WHAT THE EXERCISE ASKS:
Retype each record shown below, leaving every character as it is.

━━━ SUPPLIED DATA ━━━

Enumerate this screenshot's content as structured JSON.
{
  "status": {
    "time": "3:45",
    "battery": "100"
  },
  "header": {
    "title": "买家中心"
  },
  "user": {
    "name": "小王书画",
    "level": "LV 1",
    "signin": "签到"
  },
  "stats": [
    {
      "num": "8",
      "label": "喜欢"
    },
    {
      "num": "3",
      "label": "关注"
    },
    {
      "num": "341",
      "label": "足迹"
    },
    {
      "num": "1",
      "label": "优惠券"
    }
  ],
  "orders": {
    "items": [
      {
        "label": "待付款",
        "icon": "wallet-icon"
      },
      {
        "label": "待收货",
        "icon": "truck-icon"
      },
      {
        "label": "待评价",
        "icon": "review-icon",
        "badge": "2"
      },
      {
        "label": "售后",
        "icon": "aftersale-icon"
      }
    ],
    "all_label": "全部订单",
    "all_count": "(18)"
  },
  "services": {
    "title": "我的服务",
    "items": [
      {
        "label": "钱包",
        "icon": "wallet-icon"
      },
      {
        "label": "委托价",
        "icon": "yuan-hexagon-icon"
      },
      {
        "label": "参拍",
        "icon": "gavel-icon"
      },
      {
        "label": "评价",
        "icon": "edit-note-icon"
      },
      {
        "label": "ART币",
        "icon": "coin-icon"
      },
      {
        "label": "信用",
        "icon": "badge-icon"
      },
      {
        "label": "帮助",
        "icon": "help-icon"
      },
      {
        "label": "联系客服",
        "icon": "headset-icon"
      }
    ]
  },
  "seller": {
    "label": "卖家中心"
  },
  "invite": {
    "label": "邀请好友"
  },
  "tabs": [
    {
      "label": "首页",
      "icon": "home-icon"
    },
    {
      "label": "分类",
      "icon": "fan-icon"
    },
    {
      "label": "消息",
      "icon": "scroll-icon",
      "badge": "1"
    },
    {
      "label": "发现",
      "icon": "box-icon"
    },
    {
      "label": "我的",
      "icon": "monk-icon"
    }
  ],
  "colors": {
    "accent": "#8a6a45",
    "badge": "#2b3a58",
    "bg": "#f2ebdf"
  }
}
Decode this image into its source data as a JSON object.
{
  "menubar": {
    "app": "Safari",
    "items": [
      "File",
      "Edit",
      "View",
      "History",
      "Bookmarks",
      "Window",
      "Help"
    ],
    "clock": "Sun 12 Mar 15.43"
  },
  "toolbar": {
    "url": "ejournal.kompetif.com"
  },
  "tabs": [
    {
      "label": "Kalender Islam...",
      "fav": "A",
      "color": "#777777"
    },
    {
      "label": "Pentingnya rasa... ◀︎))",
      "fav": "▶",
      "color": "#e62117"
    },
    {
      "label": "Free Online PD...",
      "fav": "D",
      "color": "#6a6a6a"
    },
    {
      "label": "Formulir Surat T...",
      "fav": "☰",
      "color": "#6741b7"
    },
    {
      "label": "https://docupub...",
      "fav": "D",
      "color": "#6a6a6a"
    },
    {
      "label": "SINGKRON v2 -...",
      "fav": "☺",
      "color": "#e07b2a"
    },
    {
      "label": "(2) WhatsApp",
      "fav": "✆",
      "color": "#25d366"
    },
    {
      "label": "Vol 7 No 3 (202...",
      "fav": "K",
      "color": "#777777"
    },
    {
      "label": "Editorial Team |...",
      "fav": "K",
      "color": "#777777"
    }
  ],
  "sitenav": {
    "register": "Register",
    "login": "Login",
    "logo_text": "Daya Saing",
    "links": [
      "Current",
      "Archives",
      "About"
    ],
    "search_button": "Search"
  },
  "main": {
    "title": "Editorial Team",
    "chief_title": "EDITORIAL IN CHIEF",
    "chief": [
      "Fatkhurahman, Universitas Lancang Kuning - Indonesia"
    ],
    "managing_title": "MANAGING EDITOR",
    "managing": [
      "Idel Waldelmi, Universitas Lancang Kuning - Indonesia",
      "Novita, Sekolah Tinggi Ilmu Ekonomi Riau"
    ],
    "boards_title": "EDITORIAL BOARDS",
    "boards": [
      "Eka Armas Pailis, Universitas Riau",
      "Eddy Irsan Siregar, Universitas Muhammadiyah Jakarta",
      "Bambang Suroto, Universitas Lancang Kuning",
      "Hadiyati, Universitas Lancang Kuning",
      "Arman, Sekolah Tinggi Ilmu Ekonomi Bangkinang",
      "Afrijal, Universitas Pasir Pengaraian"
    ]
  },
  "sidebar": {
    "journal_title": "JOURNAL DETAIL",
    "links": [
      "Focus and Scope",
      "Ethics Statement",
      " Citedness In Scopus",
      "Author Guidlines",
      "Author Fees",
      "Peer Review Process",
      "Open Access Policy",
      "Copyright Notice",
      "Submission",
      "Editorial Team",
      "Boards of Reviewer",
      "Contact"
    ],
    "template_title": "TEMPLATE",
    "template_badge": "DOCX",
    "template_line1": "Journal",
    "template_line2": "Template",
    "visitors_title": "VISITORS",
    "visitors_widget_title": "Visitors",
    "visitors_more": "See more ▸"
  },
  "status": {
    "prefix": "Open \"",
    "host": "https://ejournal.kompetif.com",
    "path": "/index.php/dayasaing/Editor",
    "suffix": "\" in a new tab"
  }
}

━━━

REPLY TO THE TASK:
Enumerate this screenshot's content as structured JSON.
{
  "status": {
    "time": "3:45",
    "battery": "100"
  },
  "header": {
    "title": "买家中心"
  },
  "user": {
    "name": "小王书画",
    "level": "LV 1",
    "signin": "签到"
  },
  "stats": [
    {
      "num": "8",
      "label": "喜欢"
    },
    {
      "num": "3",
      "label": "关注"
    },
    {
      "num": "341",
      "label": "足迹"
    },
    {
      "num": "1",
      "label": "优惠券"
    }
  ],
  "orders": {
    "items": [
      {
        "label": "待付款",
        "icon": "wallet-icon"
      },
      {
        "label": "待收货",
        "icon": "truck-icon"
      },
      {
        "label": "待评价",
        "icon": "review-icon",
        "badge": "2"
      },
      {
        "label": "售后",
        "icon": "aftersale-icon"
      }
    ],
    "all_label": "全部订单",
    "all_count": "(18)"
  },
  "services": {
    "title": "我的服务",
    "items": [
      {
        "label": "钱包",
        "icon": "wallet-icon"
      },
      {
        "label": "委托价",
        "icon": "yuan-hexagon-icon"
      },
      {
        "label": "参拍",
        "icon": "gavel-icon"
      },
      {
        "label": "评价",
        "icon": "edit-note-icon"
      },
      {
        "label": "ART币",
        "icon": "coin-icon"
      },
      {
        "label": "信用",
        "icon": "badge-icon"
      },
      {
        "label": "帮助",
        "icon": "help-icon"
      },
      {
        "label": "联系客服",
        "icon": "headset-icon"
      }
    ]
  },
  "seller": {
    "label": "卖家中心"
  },
  "invite": {
    "label": "邀请好友"
  },
  "tabs": [
    {
      "label": "首页",
      "icon": "home-icon"
    },
    {
      "label": "分类",
      "icon": "fan-icon"
    },
    {
      "label": "消息",
      "icon": "scroll-icon",
      "badge": "1"
    },
    {
      "label": "发现",
      "icon": "box-icon"
    },
    {
      "label": "我的",
      "icon": "monk-icon"
    }
  ],
  "colors": {
    "accent": "#8a6a45",
    "badge": "#2b3a58",
    "bg": "#f2ebdf"
  }
}
Decode this image into its source data as a JSON object.
{
  "menubar": {
    "app": "Safari",
    "items": [
      "File",
      "Edit",
      "View",
      "History",
      "Bookmarks",
      "Window",
      "Help"
    ],
    "clock": "Sun 12 Mar 15.43"
  },
  "toolbar": {
    "url": "ejournal.kompetif.com"
  },
  "tabs": [
    {
      "label": "Kalender Islam...",
      "fav": "A",
      "color": "#777777"
    },
    {
      "label": "Pentingnya rasa... ◀︎))",
      "fav": "▶",
      "color": "#e62117"
    },
    {
      "label": "Free Online PD...",
      "fav": "D",
      "color": "#6a6a6a"
    },
    {
      "label": "Formulir Surat T...",
      "fav": "☰",
      "color": "#6741b7"
    },
    {
      "label": "https://docupub...",
      "fav": "D",
      "color": "#6a6a6a"
    },
    {
      "label": "SINGKRON v2 -...",
      "fav": "☺",
      "color": "#e07b2a"
    },
    {
      "label": "(2) WhatsApp",
      "fav": "✆",
      "color": "#25d366"
    },
    {
      "label": "Vol 7 No 3 (202...",
      "fav": "K",
      "color": "#777777"
    },
    {
      "label": "Editorial Team |...",
      "fav": "K",
      "color": "#777777"
    }
  ],
  "sitenav": {
    "register": "Register",
    "login": "Login",
    "logo_text": "Daya Saing",
    "links": [
      "Current",
      "Archives",
      "About"
    ],
    "search_button": "Search"
  },
  "main": {
    "title": "Editorial Team",
    "chief_title": "EDITORIAL IN CHIEF",
    "chief": [
      "Fatkhurahman, Universitas Lancang Kuning - Indonesia"
    ],
    "managing_title": "MANAGING EDITOR",
    "managing": [
      "Idel Waldelmi, Universitas Lancang Kuning - Indonesia",
      "Novita, Sekolah Tinggi Ilmu Ekonomi Riau"
    ],
    "boards_title": "EDITORIAL BOARDS",
    "boards": [
      "Eka Armas Pailis, Universitas Riau",
      "Eddy Irsan Siregar, Universitas Muhammadiyah Jakarta",
      "Bambang Suroto, Universitas Lancang Kuning",
      "Hadiyati, Universitas Lancang Kuning",
      "Arman, Sekolah Tinggi Ilmu Ekonomi Bangkinang",
      "Afrijal, Universitas Pasir Pengaraian"
    ]
  },
  "sidebar": {
    "journal_title": "JOURNAL DETAIL",
    "links": [
      "Focus and Scope",
      "Ethics Statement",
      " Citedness In Scopus",
      "Author Guidlines",
      "Author Fees",
      "Peer Review Process",
      "Open Access Policy",
      "Copyright Notice",
      "Submission",
      "Editorial Team",
      "Boards of Reviewer",
      "Contact"
    ],
    "template_title": "TEMPLATE",
    "template_badge": "DOCX",
    "template_line1": "Journal",
    "template_line2": "Template",
    "visitors_title": "VISITORS",
    "visitors_widget_title": "Visitors",
    "visitors_more": "See more ▸"
  },
  "status": {
    "prefix": "Open \"",
    "host": "https://ejournal.kompetif.com",
    "path": "/index.php/dayasaing/Editor",
    "suffix": "\" in a new tab"
  }
}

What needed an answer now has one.